▶ [Written exercise] Review the material and extract every line in which the word "fonti" occurs.

▶ [Material shown]
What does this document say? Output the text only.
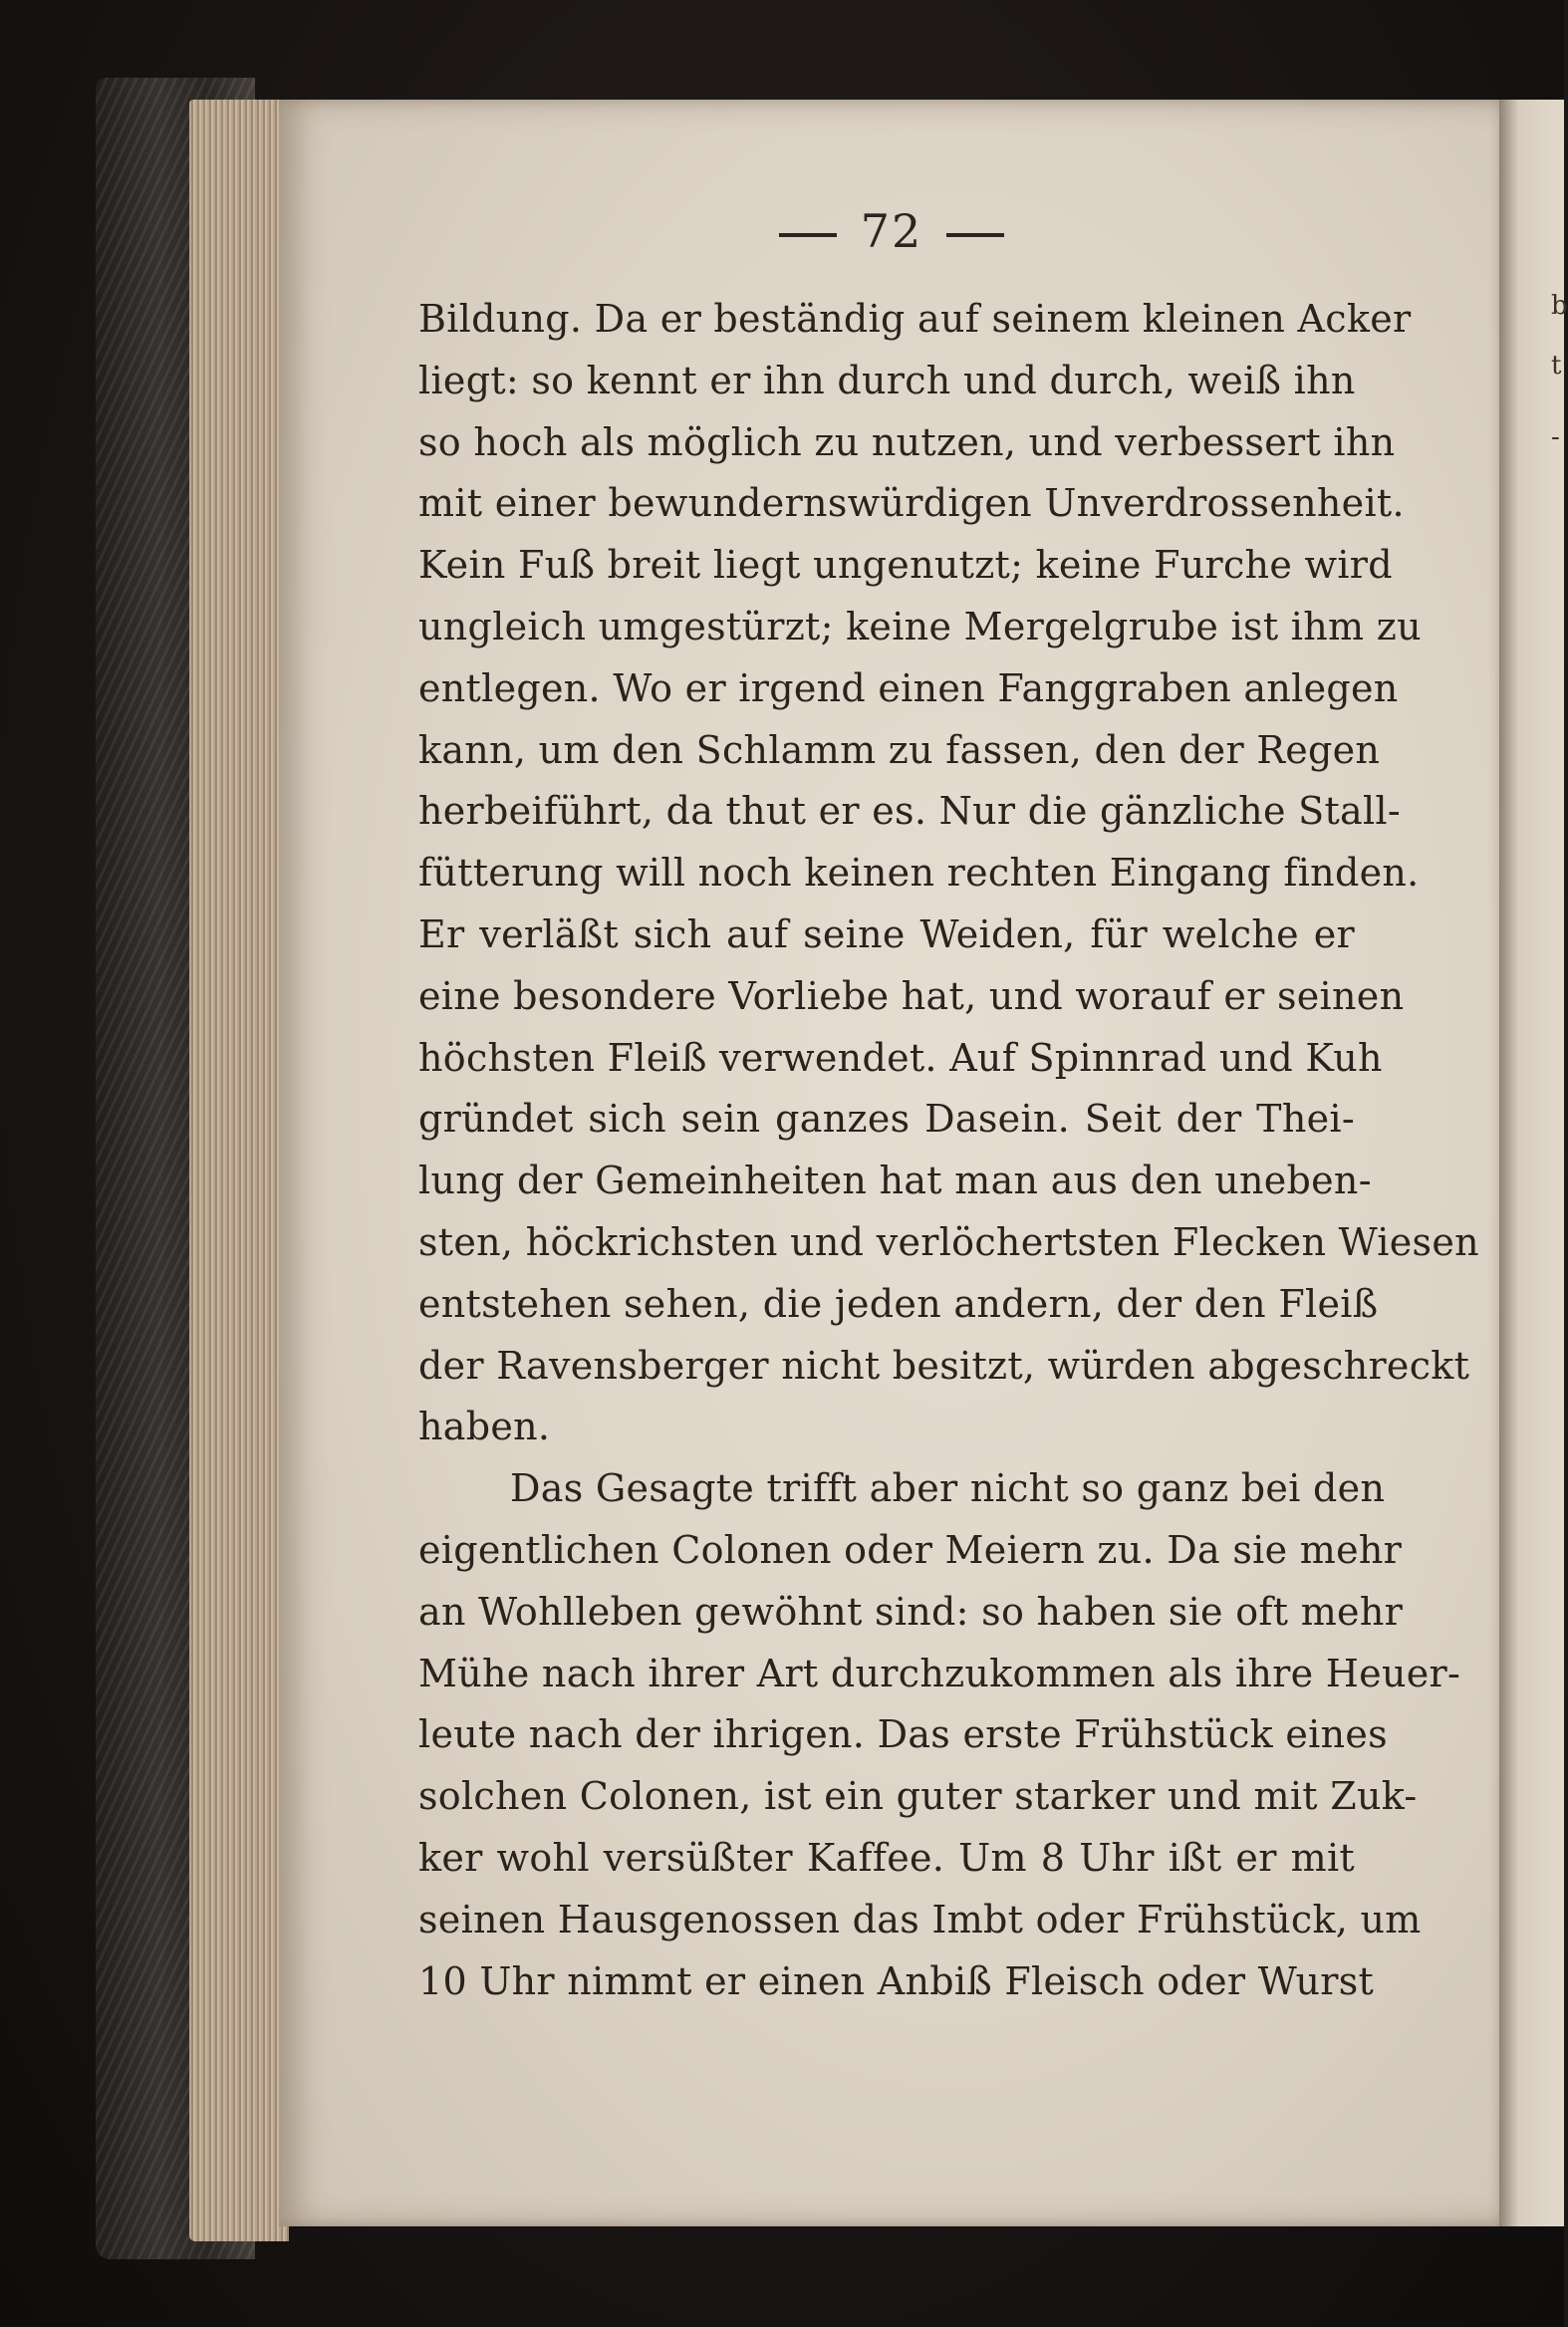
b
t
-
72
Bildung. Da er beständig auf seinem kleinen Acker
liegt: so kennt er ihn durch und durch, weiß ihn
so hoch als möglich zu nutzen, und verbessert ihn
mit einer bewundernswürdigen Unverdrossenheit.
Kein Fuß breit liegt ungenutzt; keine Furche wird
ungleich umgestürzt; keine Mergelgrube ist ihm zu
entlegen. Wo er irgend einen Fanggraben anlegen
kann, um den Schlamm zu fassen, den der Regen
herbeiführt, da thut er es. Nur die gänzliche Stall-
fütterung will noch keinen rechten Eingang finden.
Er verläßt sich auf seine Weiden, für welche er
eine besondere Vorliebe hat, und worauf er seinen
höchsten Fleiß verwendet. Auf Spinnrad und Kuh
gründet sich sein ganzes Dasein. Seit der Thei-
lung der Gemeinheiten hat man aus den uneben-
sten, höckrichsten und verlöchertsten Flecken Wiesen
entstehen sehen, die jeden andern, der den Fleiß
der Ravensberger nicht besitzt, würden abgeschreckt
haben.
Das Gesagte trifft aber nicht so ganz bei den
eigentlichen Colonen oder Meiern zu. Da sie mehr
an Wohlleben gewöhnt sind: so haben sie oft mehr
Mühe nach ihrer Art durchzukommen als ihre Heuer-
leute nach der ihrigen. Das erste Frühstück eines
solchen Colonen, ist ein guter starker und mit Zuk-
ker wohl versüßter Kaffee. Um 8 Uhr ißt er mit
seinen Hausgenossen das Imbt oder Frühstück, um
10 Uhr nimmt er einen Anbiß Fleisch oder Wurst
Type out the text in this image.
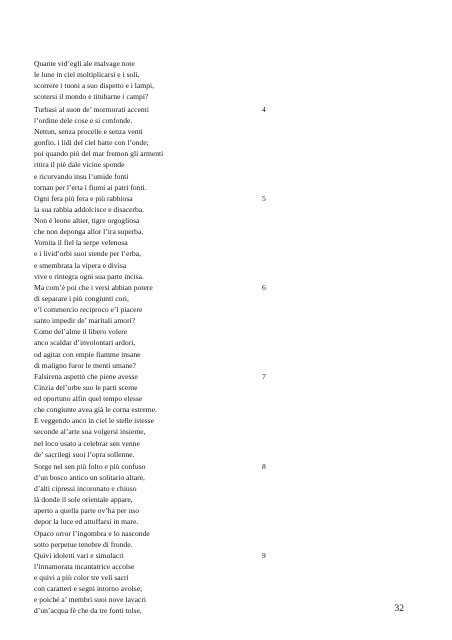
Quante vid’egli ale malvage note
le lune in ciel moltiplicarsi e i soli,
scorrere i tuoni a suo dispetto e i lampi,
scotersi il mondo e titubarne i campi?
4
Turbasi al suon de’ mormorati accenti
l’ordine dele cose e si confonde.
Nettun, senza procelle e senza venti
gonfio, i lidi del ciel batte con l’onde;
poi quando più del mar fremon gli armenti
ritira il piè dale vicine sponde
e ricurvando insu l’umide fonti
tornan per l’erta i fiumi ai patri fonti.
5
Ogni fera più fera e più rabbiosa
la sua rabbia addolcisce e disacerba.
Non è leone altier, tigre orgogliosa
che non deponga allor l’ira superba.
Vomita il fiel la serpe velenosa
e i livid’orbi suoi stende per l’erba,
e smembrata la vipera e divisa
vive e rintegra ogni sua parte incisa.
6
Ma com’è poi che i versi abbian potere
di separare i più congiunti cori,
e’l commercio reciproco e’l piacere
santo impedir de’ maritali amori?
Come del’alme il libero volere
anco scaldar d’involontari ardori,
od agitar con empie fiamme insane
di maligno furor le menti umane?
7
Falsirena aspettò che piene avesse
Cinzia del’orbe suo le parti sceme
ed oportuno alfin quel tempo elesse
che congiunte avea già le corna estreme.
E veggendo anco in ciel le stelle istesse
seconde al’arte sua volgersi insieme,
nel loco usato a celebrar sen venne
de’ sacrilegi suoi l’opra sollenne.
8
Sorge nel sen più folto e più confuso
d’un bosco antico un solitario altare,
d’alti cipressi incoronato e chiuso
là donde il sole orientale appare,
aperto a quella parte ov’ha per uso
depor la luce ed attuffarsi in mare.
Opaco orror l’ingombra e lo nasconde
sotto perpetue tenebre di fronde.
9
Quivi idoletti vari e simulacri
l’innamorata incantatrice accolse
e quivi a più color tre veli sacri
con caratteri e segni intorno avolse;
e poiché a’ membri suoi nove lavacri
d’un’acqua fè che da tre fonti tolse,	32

▶ [Worked solution]
e ricurvando insu l’umide fonti
tornan per l’erta i fiumi ai patri fonti.
d’un’acqua fè che da tre fonti tolse,	32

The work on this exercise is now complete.